> _Article_
##############################

Rob Price
Gutbrain Records
rob + gutbrain.com = email


2017 April 26 • Wednesday

Here's a neat record: Jack Costanzo, a.k.a. Mr. Bongo!

The cover is really amazing.

This CD compiles various recordings that feature Jack Costanzo on bongos. I'm no expert on hand percussion or Latin jazz, but the music is irresistibly hot and driving. It's almost impossible to sit still for it.

Jazz was huge in American popular culture in the 1950s, as were, briefly, the sounds of calypso and mambo. Costanzo rode this wave of popularity, even getting a cameo in an episode of Johnny Staccato.

Costanzo also taught bongos and had many famous students. Check out this mind-blowing video of him with Marlon Brando.

If you're at all interested, Mr. Bongo is a great CD to have.


2017 April 24 • Monday

Yasushi Akutagawa's music for Writhing Tongue is one of the greatest synth scores of all time, and the 462nd Soundtrack of the Week.

There's a wide range of mood and atmosphere here, especially in the pieces that sound as though they're less likely to have a life outside of dramatic underscore.

It's sometimes textural or noisy, other times lilting, melodic, romantic, groovy. It might remind you of Goblin or Vangelis or John Carpenter but it's very much its own thing.

There's also a bit from the Bach cello suite, actually played on a cello, a stark contrast to the electronic tones that prevail everywhere else.

##############################

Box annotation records
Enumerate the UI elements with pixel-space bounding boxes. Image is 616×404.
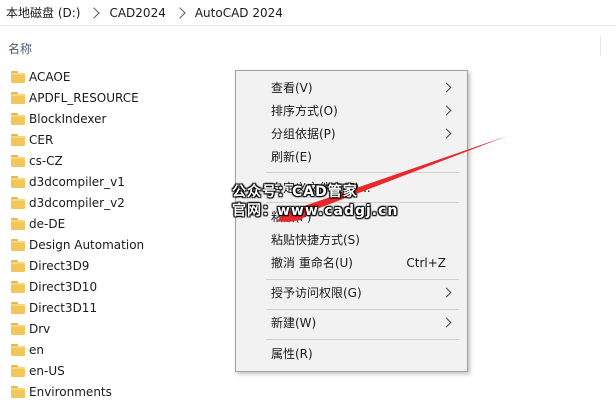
menu-item-undo-rename[interactable]: 撤消 重命名(U) Ctrl+Z bbox=[236, 252, 467, 274]
menu-item-refresh[interactable]: 刷新(E) bbox=[236, 146, 467, 168]
context-menu: 查看(V) 排序方式(O) 分组依据(P) 刷新(E) 自定义文件夹(F)...… bbox=[235, 70, 468, 372]
folder-icon bbox=[11, 176, 25, 188]
file-name: d3dcompiler_v1 bbox=[29, 175, 125, 189]
file-name: Environments bbox=[29, 385, 112, 399]
list-item[interactable]: CER bbox=[0, 130, 240, 151]
list-item[interactable]: de-DE bbox=[0, 214, 240, 235]
list-item[interactable]: en bbox=[0, 340, 240, 361]
list-item[interactable]: Direct3D9 bbox=[0, 256, 240, 277]
folder-icon bbox=[11, 134, 25, 146]
list-item[interactable]: Direct3D10 bbox=[0, 277, 240, 298]
chevron-right-icon bbox=[441, 287, 452, 298]
file-name: Drv bbox=[29, 322, 51, 336]
menu-item-properties[interactable]: 属性(R) bbox=[236, 343, 467, 365]
file-name: Direct3D11 bbox=[29, 301, 98, 315]
chevron-right-icon bbox=[441, 82, 452, 93]
folder-icon bbox=[11, 239, 25, 251]
menu-item-label: 授予访问权限(G) bbox=[271, 286, 362, 300]
menu-item-label: 新建(W) bbox=[271, 316, 317, 330]
menu-item-give-access[interactable]: 授予访问权限(G) bbox=[236, 282, 467, 304]
list-item[interactable]: Environments bbox=[0, 382, 240, 403]
folder-icon bbox=[11, 155, 25, 167]
folder-icon bbox=[11, 281, 25, 293]
file-name: d3dcompiler_v2 bbox=[29, 196, 125, 210]
file-name: CER bbox=[29, 133, 54, 147]
menu-item-shortcut: Ctrl+Z bbox=[406, 256, 446, 270]
file-name: en-US bbox=[29, 364, 65, 378]
menu-separator bbox=[266, 339, 459, 340]
chevron-right-icon bbox=[441, 128, 452, 139]
list-item[interactable]: Design Automation bbox=[0, 235, 240, 256]
menu-item-group-by[interactable]: 分组依据(P) bbox=[236, 123, 467, 145]
file-name: cs-CZ bbox=[29, 154, 63, 168]
folder-icon bbox=[11, 386, 25, 398]
file-name: Direct3D9 bbox=[29, 259, 90, 273]
breadcrumb: 本地磁盘 (D:) CAD2024 AutoCAD 2024 bbox=[0, 0, 616, 26]
chevron-right-icon[interactable] bbox=[174, 6, 186, 19]
file-name: Direct3D10 bbox=[29, 280, 98, 294]
menu-item-label: 撤消 重命名(U) bbox=[271, 256, 353, 270]
watermark-line-2: 官网：www.cadgj.cn bbox=[232, 203, 399, 219]
folder-icon bbox=[11, 365, 25, 377]
menu-item-paste-shortcut[interactable]: 粘贴快捷方式(S) bbox=[236, 229, 467, 251]
menu-item-label: 排序方式(O) bbox=[271, 104, 338, 118]
menu-item-sort-by[interactable]: 排序方式(O) bbox=[236, 100, 467, 122]
file-name: en bbox=[29, 343, 44, 357]
breadcrumb-autocad[interactable]: AutoCAD 2024 bbox=[195, 6, 283, 20]
folder-icon bbox=[11, 302, 25, 314]
list-item[interactable]: Direct3D11 bbox=[0, 298, 240, 319]
menu-item-label: 分组依据(P) bbox=[271, 127, 336, 141]
file-name: ACAOE bbox=[29, 70, 71, 84]
menu-item-label: 查看(V) bbox=[271, 81, 313, 95]
file-name: BlockIndexer bbox=[29, 112, 107, 126]
list-item[interactable]: Drv bbox=[0, 319, 240, 340]
menu-separator bbox=[266, 309, 459, 310]
list-item[interactable]: d3dcompiler_v1 bbox=[0, 172, 240, 193]
chevron-right-icon bbox=[441, 317, 452, 328]
menu-item-label: 刷新(E) bbox=[271, 150, 312, 164]
menu-item-view[interactable]: 查看(V) bbox=[236, 77, 467, 99]
folder-icon bbox=[11, 197, 25, 209]
list-item[interactable]: cs-CZ bbox=[0, 151, 240, 172]
folder-icon bbox=[11, 323, 25, 335]
menu-item-label: 属性(R) bbox=[271, 347, 313, 361]
watermark-line-1: 公众号：CAD管家 bbox=[232, 184, 358, 200]
list-item[interactable]: APDFL_RESOURCE bbox=[0, 88, 240, 109]
menu-separator bbox=[266, 172, 459, 173]
column-header-name[interactable]: 名称 bbox=[8, 40, 32, 57]
folder-icon bbox=[11, 92, 25, 104]
chevron-right-icon[interactable] bbox=[88, 6, 101, 19]
breadcrumb-drive[interactable]: 本地磁盘 (D:) bbox=[6, 4, 80, 21]
file-name: de-DE bbox=[29, 217, 66, 231]
list-item[interactable]: ACAOE bbox=[0, 67, 240, 88]
list-item[interactable]: d3dcompiler_v2 bbox=[0, 193, 240, 214]
list-item[interactable]: en-US bbox=[0, 361, 240, 382]
folder-icon bbox=[11, 71, 25, 83]
menu-separator bbox=[266, 279, 459, 280]
folder-icon bbox=[11, 344, 25, 356]
column-divider[interactable] bbox=[600, 36, 601, 56]
folder-icon bbox=[11, 113, 25, 125]
breadcrumb-cad2024[interactable]: CAD2024 bbox=[109, 6, 165, 20]
menu-item-new[interactable]: 新建(W) bbox=[236, 312, 467, 334]
file-name: APDFL_RESOURCE bbox=[29, 91, 139, 105]
chevron-right-icon bbox=[441, 105, 452, 116]
folder-icon bbox=[11, 218, 25, 230]
list-item[interactable]: BlockIndexer bbox=[0, 109, 240, 130]
file-name: Design Automation bbox=[29, 238, 145, 252]
menu-item-label: 粘贴快捷方式(S) bbox=[271, 233, 360, 247]
folder-icon bbox=[11, 260, 25, 272]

##############################

> _Problems to solve_
1 - Answer the following questions from the blog page:
(a) What instrument does Jack Costanzo play on the recordings compiled on the Mr. Bongo CD?
(b) Who wrote the music for Writhing Tongue?
(c) Which number in the Soundtrack of the Week series is the Writhing Tongue score?
2 - Copy verbatim the lines in the records, from the line with "menu-item-undo-rename[interactable]: 撤消 重命名(U)" to the line with "context-menu: 查看(V) 排序方式(O)".

> _Responses by task_
1 -
(a) Bongos.
(b) Yasushi Akutagawa.
(c) The 462nd.

2 -
menu-item-undo-rename[interactable]: 撤消 重命名(U) Ctrl+Z bbox=[236, 252, 467, 274]
menu-item-refresh[interactable]: 刷新(E) bbox=[236, 146, 467, 168]
context-menu: 查看(V) 排序方式(O) 分组依据(P) 刷新(E) 自定义文件夹(F)...… bbox=[235, 70, 468, 372]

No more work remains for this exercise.